### Reading passage:

>>

An x-y-cut associated with a retraction

Example 4.8

(Honeycomb lattice) Let \((\mathcal {X},\mathcal {E})\) be a connected subgraph of the honeycomb lattice and define transition rates by setting \(Q_{xy} = 1\) if \((x,y)\in \mathcal {E}\) and zero otherwise. Then each fundamental cell \(\mathcal {Y}=\{y_1,\dots ,y_6\}\) (see Fig. 3) has the retraction property. Indeed, to obtain a retraction of \(\mathcal {X}\) onto \(\mathcal {Y}\), we partition the plane into 6 sectors separated by rays that originate at the centre of \(\mathcal {Y}\) and intersect the midpoints of the sides of \(\mathcal {Y}\) orthogonally. A retraction is then obtained by mapping each \(x \in \mathcal {X}\) to the unique \(y \in \mathcal {Y}\) that belongs to the same sector (cf. Fig. 3).

<<

### Task to carry out:
Revise the honeycomb lattice passage starting at "An x-y-cut associated" and ending at "sector (cf. Fig. 3).", changing "sectors" to "regions".

### Data excerpt:
>>

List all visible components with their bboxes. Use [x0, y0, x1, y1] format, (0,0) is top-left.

<<

### Solution for this problem:
An x-y-cut associated with a retraction

Example 4.8

(Honeycomb lattice) Let \((\mathcal {X},\mathcal {E})\) be a connected subgraph of the honeycomb lattice and define transition rates by setting \(Q_{xy} = 1\) if \((x,y)\in \mathcal {E}\) and zero otherwise. Then each fundamental cell \(\mathcal {Y}=\{y_1,\dots ,y_6\}\) (see Fig. 3) has the retraction property. Indeed, to obtain a retraction of \(\mathcal {X}\) onto \(\mathcal {Y}\), we partition the plane into 6 regions separated by rays that originate at the centre of \(\mathcal {Y}\) and intersect the midpoints of the sides of \(\mathcal {Y}\) orthogonally. A retraction is then obtained by mapping each \(x \in \mathcal {X}\) to the unique \(y \in \mathcal {Y}\) that belongs to the same sector (cf. Fig. 3).